→ Prompt
Return all of the entries word for word, but omit the pictures they contain.

→ Material provided
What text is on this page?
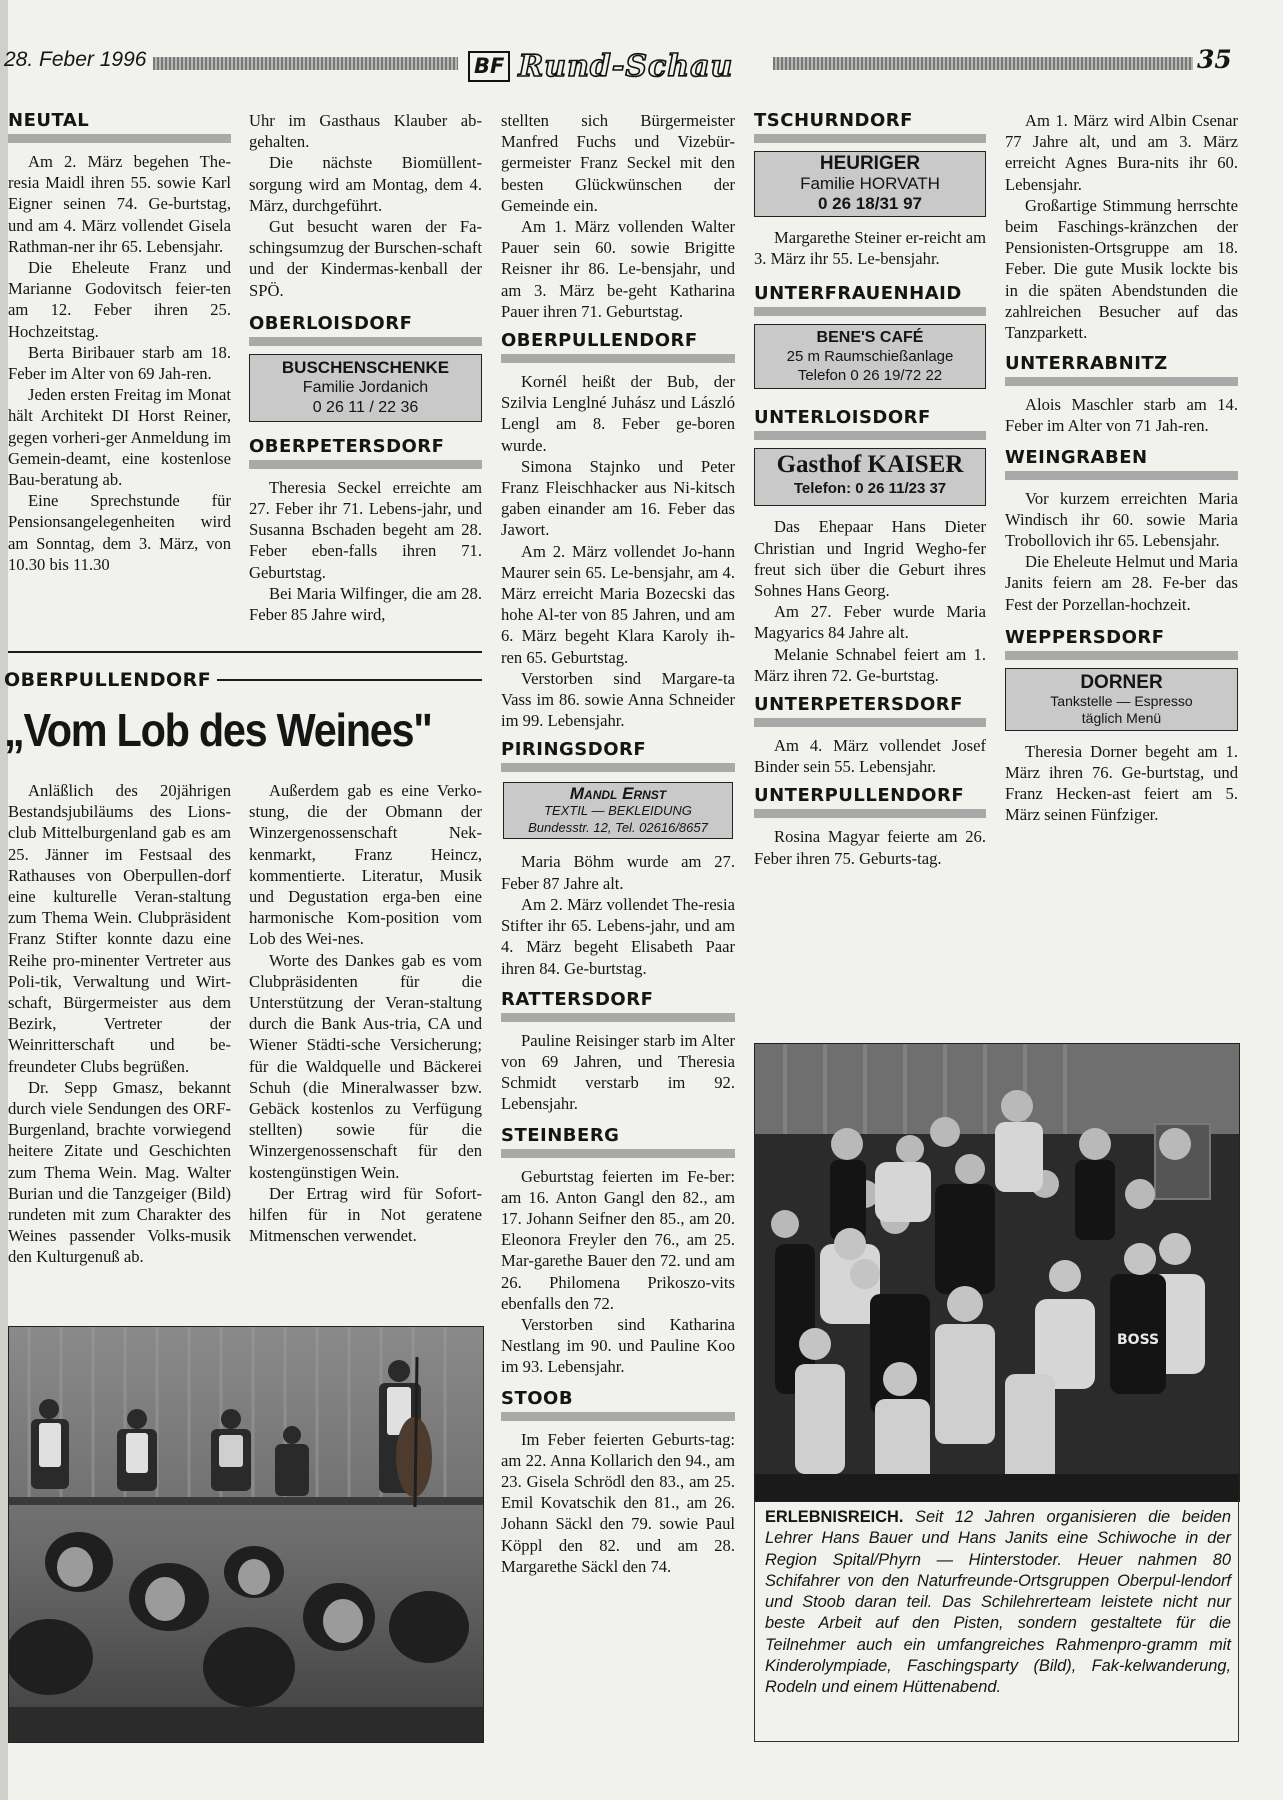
28. Feber 1996	BF Rund-Schau	35
NEUTAL

Am 2. März begehen The-resia Maidl ihren 55. sowie Karl Eigner seinen 74. Ge-burtstag, und am 4. März vollendet Gisela Rathman-ner ihr 65. Lebensjahr.

Die Eheleute Franz und Marianne Godovitsch feier-ten am 12. Feber ihren 25. Hochzeitstag.

Berta Biribauer starb am 18. Feber im Alter von 69 Jah-ren.

Jeden ersten Freitag im Monat hält Architekt DI Horst Reiner, gegen vorheri-ger Anmeldung im Gemein-deamt, eine kostenlose Bau-beratung ab.

Eine Sprechstunde für Pensionsangelegenheiten wird am Sonntag, dem 3. März, von 10.30 bis 11.30

Uhr im Gasthaus Klauber ab-gehalten.

Die nächste Biomüllent-sorgung wird am Montag, dem 4. März, durchgeführt.

Gut besucht waren der Fa-schingsumzug der Burschen-schaft und der Kindermas-kenball der SPÖ.

OBERLOISDORF
BUSCHENSCHENKE
Familie Jordanich
0 26 11 / 22 36
OBERPETERSDORF

Theresia Seckel erreichte am 27. Feber ihr 71. Lebens-jahr, und Susanna Bschaden begeht am 28. Feber eben-falls ihren 71. Geburtstag.

Bei Maria Wilfinger, die am 28. Feber 85 Jahre wird,

stellten sich Bürgermeister Manfred Fuchs und Vizebür-germeister Franz Seckel mit den besten Glückwünschen der Gemeinde ein.

Am 1. März vollenden Walter Pauer sein 60. sowie Brigitte Reisner ihr 86. Le-bensjahr, und am 3. März be-geht Katharina Pauer ihren 71. Geburtstag.

OBERPULLENDORF

Kornél heißt der Bub, der Szilvia Lenglné Juhász und László Lengl am 8. Feber ge-boren wurde.

Simona Stajnko und Peter Franz Fleischhacker aus Ni-kitsch gaben einander am 16. Feber das Jawort.

Am 2. März vollendet Jo-hann Maurer sein 65. Le-bensjahr, am 4. März erreicht Maria Bozecski das hohe Al-ter von 85 Jahren, und am 6. März begeht Klara Karoly ih-ren 65. Geburtstag.

Verstorben sind Margare-ta Vass im 86. sowie Anna Schneider im 99. Lebensjahr.

PIRINGSDORF
Mandl Ernst
TEXTIL — BEKLEIDUNG
Bundesstr. 12, Tel. 02616/8657

Maria Böhm wurde am 27. Feber 87 Jahre alt.

Am 2. März vollendet The-resia Stifter ihr 65. Lebens-jahr, und am 4. März begeht Elisabeth Paar ihren 84. Ge-burtstag.

RATTERSDORF

Pauline Reisinger starb im Alter von 69 Jahren, und Theresia Schmidt verstarb im 92. Lebensjahr.

STEINBERG

Geburtstag feierten im Fe-ber: am 16. Anton Gangl den 82., am 17. Johann Seifner den 85., am 20. Eleonora Freyler den 76., am 25. Mar-garethe Bauer den 72. und am 26. Philomena Prikoszo-vits ebenfalls den 72.

Verstorben sind Katharina Nestlang im 90. und Pauline Koo im 93. Lebensjahr.

STOOB

Im Feber feierten Geburts-tag: am 22. Anna Kollarich den 94., am 23. Gisela Schrödl den 83., am 25. Emil Kovatschik den 81., am 26. Johann Säckl den 79. sowie Paul Köppl den 82. und am 28. Margarethe Säckl den 74.

TSCHURNDORF
HEURIGER
Familie HORVATH
0 26 18/31 97

Margarethe Steiner er-reicht am 3. März ihr 55. Le-bensjahr.

UNTERFRAUENHAID
BENE'S CAFÉ
25 m Raumschießanlage
Telefon 0 26 19/72 22
UNTERLOISDORF
Gasthof KAISER
Telefon: 0 26 11/23 37

Das Ehepaar Hans Dieter Christian und Ingrid Wegho-fer freut sich über die Geburt ihres Sohnes Hans Georg.

Am 27. Feber wurde Maria Magyarics 84 Jahre alt.

Melanie Schnabel feiert am 1. März ihren 72. Ge-burtstag.

UNTERPETERSDORF

Am 4. März vollendet Josef Binder sein 55. Lebensjahr.

UNTERPULLENDORF

Rosina Magyar feierte am 26. Feber ihren 75. Geburts-tag.

Am 1. März wird Albin Csenar 77 Jahre alt, und am 3. März erreicht Agnes Bura-nits ihr 60. Lebensjahr.

Großartige Stimmung herrschte beim Faschings-kränzchen der Pensionisten-Ortsgruppe am 18. Feber. Die gute Musik lockte bis in die späten Abendstunden die zahlreichen Besucher auf das Tanzparkett.

UNTERRABNITZ

Alois Maschler starb am 14. Feber im Alter von 71 Jah-ren.

WEINGRABEN

Vor kurzem erreichten Maria Windisch ihr 60. sowie Maria Trobollovich ihr 65. Lebensjahr.

Die Eheleute Helmut und Maria Janits feiern am 28. Fe-ber das Fest der Porzellan-hochzeit.

WEPPERSDORF
DORNER
Tankstelle — Espresso
täglich Menü

Theresia Dorner begeht am 1. März ihren 76. Ge-burtstag, und Franz Hecken-ast feiert am 5. März seinen Fünfziger.

OBERPULLENDORF
„Vom Lob des Weines"

Anläßlich des 20jährigen Bestandsjubiläums des Lions-club Mittelburgenland gab es am 25. Jänner im Festsaal des Rathauses von Oberpullen-dorf eine kulturelle Veran-staltung zum Thema Wein. Clubpräsident Franz Stifter konnte dazu eine Reihe pro-minenter Vertreter aus Poli-tik, Verwaltung und Wirt-schaft, Bürgermeister aus dem Bezirk, Vertreter der Weinritterschaft und be-freundeter Clubs begrüßen.

Dr. Sepp Gmasz, bekannt durch viele Sendungen des ORF-Burgenland, brachte vorwiegend heitere Zitate und Geschichten zum Thema Wein. Mag. Walter Burian und die Tanzgeiger (Bild) rundeten mit zum Charakter des Weines passender Volks-musik den Kulturgenuß ab.

Außerdem gab es eine Verko-stung, die der Obmann der Winzergenossenschaft Nek-kenmarkt, Franz Heincz, kommentierte. Literatur, Musik und Degustation erga-ben eine harmonische Kom-position vom Lob des Wei-nes.

Worte des Dankes gab es vom Clubpräsidenten für die Unterstützung der Veran-staltung durch die Bank Aus-tria, CA und Wiener Städti-sche Versicherung; für die Waldquelle und Bäckerei Schuh (die Mineralwasser bzw. Gebäck kostenlos zu Verfügung stellten) sowie für die Winzergenossenschaft für den kostengünstigen Wein.

Der Ertrag wird für Sofort-hilfen für in Not geratene Mitmenschen verwendet.

BOSS
ERLEBNISREICH. Seit 12 Jahren organisieren die beiden Lehrer Hans Bauer und Hans Janits eine Schiwoche in der Region Spital/Phyrn — Hinterstoder. Heuer nahmen 80 Schifahrer von den Naturfreunde-Ortsgruppen Oberpul-lendorf und Stoob daran teil. Das Schilehrerteam leistete nicht nur beste Arbeit auf den Pisten, sondern gestaltete für die Teilnehmer auch ein umfangreiches Rahmenpro-gramm mit Kinderolympiade, Faschingsparty (Bild), Fak-kelwanderung, Rodeln und einem Hüttenabend.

→ Complete output
What text is on this page?
28. Feber 1996	BF Rund-Schau	35
NEUTAL

Am 2. März begehen The-resia Maidl ihren 55. sowie Karl Eigner seinen 74. Ge-burtstag, und am 4. März vollendet Gisela Rathman-ner ihr 65. Lebensjahr.

Die Eheleute Franz und Marianne Godovitsch feier-ten am 12. Feber ihren 25. Hochzeitstag.

Berta Biribauer starb am 18. Feber im Alter von 69 Jah-ren.

Jeden ersten Freitag im Monat hält Architekt DI Horst Reiner, gegen vorheri-ger Anmeldung im Gemein-deamt, eine kostenlose Bau-beratung ab.

Eine Sprechstunde für Pensionsangelegenheiten wird am Sonntag, dem 3. März, von 10.30 bis 11.30

Uhr im Gasthaus Klauber ab-gehalten.

Die nächste Biomüllent-sorgung wird am Montag, dem 4. März, durchgeführt.

Gut besucht waren der Fa-schingsumzug der Burschen-schaft und der Kindermas-kenball der SPÖ.

OBERLOISDORF
BUSCHENSCHENKE
Familie Jordanich
0 26 11 / 22 36
OBERPETERSDORF

Theresia Seckel erreichte am 27. Feber ihr 71. Lebens-jahr, und Susanna Bschaden begeht am 28. Feber eben-falls ihren 71. Geburtstag.

Bei Maria Wilfinger, die am 28. Feber 85 Jahre wird,

stellten sich Bürgermeister Manfred Fuchs und Vizebür-germeister Franz Seckel mit den besten Glückwünschen der Gemeinde ein.

Am 1. März vollenden Walter Pauer sein 60. sowie Brigitte Reisner ihr 86. Le-bensjahr, und am 3. März be-geht Katharina Pauer ihren 71. Geburtstag.

OBERPULLENDORF

Kornél heißt der Bub, der Szilvia Lenglné Juhász und László Lengl am 8. Feber ge-boren wurde.

Simona Stajnko und Peter Franz Fleischhacker aus Ni-kitsch gaben einander am 16. Feber das Jawort.

Am 2. März vollendet Jo-hann Maurer sein 65. Le-bensjahr, am 4. März erreicht Maria Bozecski das hohe Al-ter von 85 Jahren, und am 6. März begeht Klara Karoly ih-ren 65. Geburtstag.

Verstorben sind Margare-ta Vass im 86. sowie Anna Schneider im 99. Lebensjahr.

PIRINGSDORF
Mandl Ernst
TEXTIL — BEKLEIDUNG
Bundesstr. 12, Tel. 02616/8657

Maria Böhm wurde am 27. Feber 87 Jahre alt.

Am 2. März vollendet The-resia Stifter ihr 65. Lebens-jahr, und am 4. März begeht Elisabeth Paar ihren 84. Ge-burtstag.

RATTERSDORF

Pauline Reisinger starb im Alter von 69 Jahren, und Theresia Schmidt verstarb im 92. Lebensjahr.

STEINBERG

Geburtstag feierten im Fe-ber: am 16. Anton Gangl den 82., am 17. Johann Seifner den 85., am 20. Eleonora Freyler den 76., am 25. Mar-garethe Bauer den 72. und am 26. Philomena Prikoszo-vits ebenfalls den 72.

Verstorben sind Katharina Nestlang im 90. und Pauline Koo im 93. Lebensjahr.

STOOB

Im Feber feierten Geburts-tag: am 22. Anna Kollarich den 94., am 23. Gisela Schrödl den 83., am 25. Emil Kovatschik den 81., am 26. Johann Säckl den 79. sowie Paul Köppl den 82. und am 28. Margarethe Säckl den 74.

TSCHURNDORF
HEURIGER
Familie HORVATH
0 26 18/31 97

Margarethe Steiner er-reicht am 3. März ihr 55. Le-bensjahr.

UNTERFRAUENHAID
BENE'S CAFÉ
25 m Raumschießanlage
Telefon 0 26 19/72 22
UNTERLOISDORF
Gasthof KAISER
Telefon: 0 26 11/23 37

Das Ehepaar Hans Dieter Christian und Ingrid Wegho-fer freut sich über die Geburt ihres Sohnes Hans Georg.

Am 27. Feber wurde Maria Magyarics 84 Jahre alt.

Melanie Schnabel feiert am 1. März ihren 72. Ge-burtstag.

UNTERPETERSDORF

Am 4. März vollendet Josef Binder sein 55. Lebensjahr.

UNTERPULLENDORF

Rosina Magyar feierte am 26. Feber ihren 75. Geburts-tag.

Am 1. März wird Albin Csenar 77 Jahre alt, und am 3. März erreicht Agnes Bura-nits ihr 60. Lebensjahr.

Großartige Stimmung herrschte beim Faschings-kränzchen der Pensionisten-Ortsgruppe am 18. Feber. Die gute Musik lockte bis in die späten Abendstunden die zahlreichen Besucher auf das Tanzparkett.

UNTERRABNITZ

Alois Maschler starb am 14. Feber im Alter von 71 Jah-ren.

WEINGRABEN

Vor kurzem erreichten Maria Windisch ihr 60. sowie Maria Trobollovich ihr 65. Lebensjahr.

Die Eheleute Helmut und Maria Janits feiern am 28. Fe-ber das Fest der Porzellan-hochzeit.

WEPPERSDORF
DORNER
Tankstelle — Espresso
täglich Menü

Theresia Dorner begeht am 1. März ihren 76. Ge-burtstag, und Franz Hecken-ast feiert am 5. März seinen Fünfziger.

OBERPULLENDORF
„Vom Lob des Weines"

Anläßlich des 20jährigen Bestandsjubiläums des Lions-club Mittelburgenland gab es am 25. Jänner im Festsaal des Rathauses von Oberpullen-dorf eine kulturelle Veran-staltung zum Thema Wein. Clubpräsident Franz Stifter konnte dazu eine Reihe pro-minenter Vertreter aus Poli-tik, Verwaltung und Wirt-schaft, Bürgermeister aus dem Bezirk, Vertreter der Weinritterschaft und be-freundeter Clubs begrüßen.

Dr. Sepp Gmasz, bekannt durch viele Sendungen des ORF-Burgenland, brachte vorwiegend heitere Zitate und Geschichten zum Thema Wein. Mag. Walter Burian und die Tanzgeiger (Bild) rundeten mit zum Charakter des Weines passender Volks-musik den Kulturgenuß ab.

Außerdem gab es eine Verko-stung, die der Obmann der Winzergenossenschaft Nek-kenmarkt, Franz Heincz, kommentierte. Literatur, Musik und Degustation erga-ben eine harmonische Kom-position vom Lob des Wei-nes.

Worte des Dankes gab es vom Clubpräsidenten für die Unterstützung der Veran-staltung durch die Bank Aus-tria, CA und Wiener Städti-sche Versicherung; für die Waldquelle und Bäckerei Schuh (die Mineralwasser bzw. Gebäck kostenlos zu Verfügung stellten) sowie für die Winzergenossenschaft für den kostengünstigen Wein.

Der Ertrag wird für Sofort-hilfen für in Not geratene Mitmenschen verwendet.

BOSS
ERLEBNISREICH. Seit 12 Jahren organisieren die beiden Lehrer Hans Bauer und Hans Janits eine Schiwoche in der Region Spital/Phyrn — Hinterstoder. Heuer nahmen 80 Schifahrer von den Naturfreunde-Ortsgruppen Oberpul-lendorf und Stoob daran teil. Das Schilehrerteam leistete nicht nur beste Arbeit auf den Pisten, sondern gestaltete für die Teilnehmer auch ein umfangreiches Rahmenpro-gramm mit Kinderolympiade, Faschingsparty (Bild), Fak-kelwanderung, Rodeln und einem Hüttenabend.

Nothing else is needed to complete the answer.